(The exercise) All entries must be extracted exactly, with nothing added or dropped.

(Supplied records)

● ● ● ● ●

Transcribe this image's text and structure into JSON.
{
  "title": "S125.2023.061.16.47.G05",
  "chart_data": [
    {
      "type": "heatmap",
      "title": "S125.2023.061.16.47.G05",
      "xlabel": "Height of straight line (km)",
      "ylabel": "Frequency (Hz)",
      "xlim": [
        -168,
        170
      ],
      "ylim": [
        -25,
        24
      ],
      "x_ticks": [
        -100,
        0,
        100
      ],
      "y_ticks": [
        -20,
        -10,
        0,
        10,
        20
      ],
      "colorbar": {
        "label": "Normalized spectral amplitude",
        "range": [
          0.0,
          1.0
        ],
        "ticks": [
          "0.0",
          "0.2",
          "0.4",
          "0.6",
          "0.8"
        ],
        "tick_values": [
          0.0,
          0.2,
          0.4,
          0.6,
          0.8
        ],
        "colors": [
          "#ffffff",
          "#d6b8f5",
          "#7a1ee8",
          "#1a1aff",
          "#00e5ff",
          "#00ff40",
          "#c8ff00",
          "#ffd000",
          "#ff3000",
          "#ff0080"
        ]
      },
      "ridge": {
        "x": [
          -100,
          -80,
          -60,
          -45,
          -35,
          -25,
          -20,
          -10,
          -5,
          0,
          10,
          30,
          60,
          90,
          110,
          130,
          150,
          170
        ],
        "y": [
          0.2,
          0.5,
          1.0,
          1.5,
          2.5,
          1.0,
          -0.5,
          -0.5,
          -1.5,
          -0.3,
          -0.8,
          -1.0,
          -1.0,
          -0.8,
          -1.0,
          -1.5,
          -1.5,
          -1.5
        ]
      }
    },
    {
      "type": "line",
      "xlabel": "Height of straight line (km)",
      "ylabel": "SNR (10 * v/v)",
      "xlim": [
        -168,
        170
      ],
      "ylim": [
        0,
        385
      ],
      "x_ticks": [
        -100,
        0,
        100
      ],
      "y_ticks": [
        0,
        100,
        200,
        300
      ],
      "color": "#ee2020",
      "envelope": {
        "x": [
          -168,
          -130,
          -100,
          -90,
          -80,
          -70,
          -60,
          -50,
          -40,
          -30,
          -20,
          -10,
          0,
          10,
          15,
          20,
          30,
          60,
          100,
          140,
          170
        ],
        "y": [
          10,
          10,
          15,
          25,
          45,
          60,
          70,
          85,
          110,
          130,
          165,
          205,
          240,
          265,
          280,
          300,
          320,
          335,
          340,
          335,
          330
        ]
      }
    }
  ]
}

● ● ● ● ●

(Output of the task)
Transcribe this image's text and structure into JSON.
{
  "title": "S125.2023.061.16.47.G05",
  "chart_data": [
    {
      "type": "heatmap",
      "title": "S125.2023.061.16.47.G05",
      "xlabel": "Height of straight line (km)",
      "ylabel": "Frequency (Hz)",
      "xlim": [
        -168,
        170
      ],
      "ylim": [
        -25,
        24
      ],
      "x_ticks": [
        -100,
        0,
        100
      ],
      "y_ticks": [
        -20,
        -10,
        0,
        10,
        20
      ],
      "colorbar": {
        "label": "Normalized spectral amplitude",
        "range": [
          0.0,
          1.0
        ],
        "ticks": [
          "0.0",
          "0.2",
          "0.4",
          "0.6",
          "0.8"
        ],
        "tick_values": [
          0.0,
          0.2,
          0.4,
          0.6,
          0.8
        ],
        "colors": [
          "#ffffff",
          "#d6b8f5",
          "#7a1ee8",
          "#1a1aff",
          "#00e5ff",
          "#00ff40",
          "#c8ff00",
          "#ffd000",
          "#ff3000",
          "#ff0080"
        ]
      },
      "ridge": {
        "x": [
          -100,
          -80,
          -60,
          -45,
          -35,
          -25,
          -20,
          -10,
          -5,
          0,
          10,
          30,
          60,
          90,
          110,
          130,
          150,
          170
        ],
        "y": [
          0.2,
          0.5,
          1.0,
          1.5,
          2.5,
          1.0,
          -0.5,
          -0.5,
          -1.5,
          -0.3,
          -0.8,
          -1.0,
          -1.0,
          -0.8,
          -1.0,
          -1.5,
          -1.5,
          -1.5
        ]
      }
    },
    {
      "type": "line",
      "xlabel": "Height of straight line (km)",
      "ylabel": "SNR (10 * v/v)",
      "xlim": [
        -168,
        170
      ],
      "ylim": [
        0,
        385
      ],
      "x_ticks": [
        -100,
        0,
        100
      ],
      "y_ticks": [
        0,
        100,
        200,
        300
      ],
      "color": "#ee2020",
      "envelope": {
        "x": [
          -168,
          -130,
          -100,
          -90,
          -80,
          -70,
          -60,
          -50,
          -40,
          -30,
          -20,
          -10,
          0,
          10,
          15,
          20,
          30,
          60,
          100,
          140,
          170
        ],
        "y": [
          10,
          10,
          15,
          25,
          45,
          60,
          70,
          85,
          110,
          130,
          165,
          205,
          240,
          265,
          280,
          300,
          320,
          335,
          340,
          335,
          330
        ]
      }
    }
  ]
}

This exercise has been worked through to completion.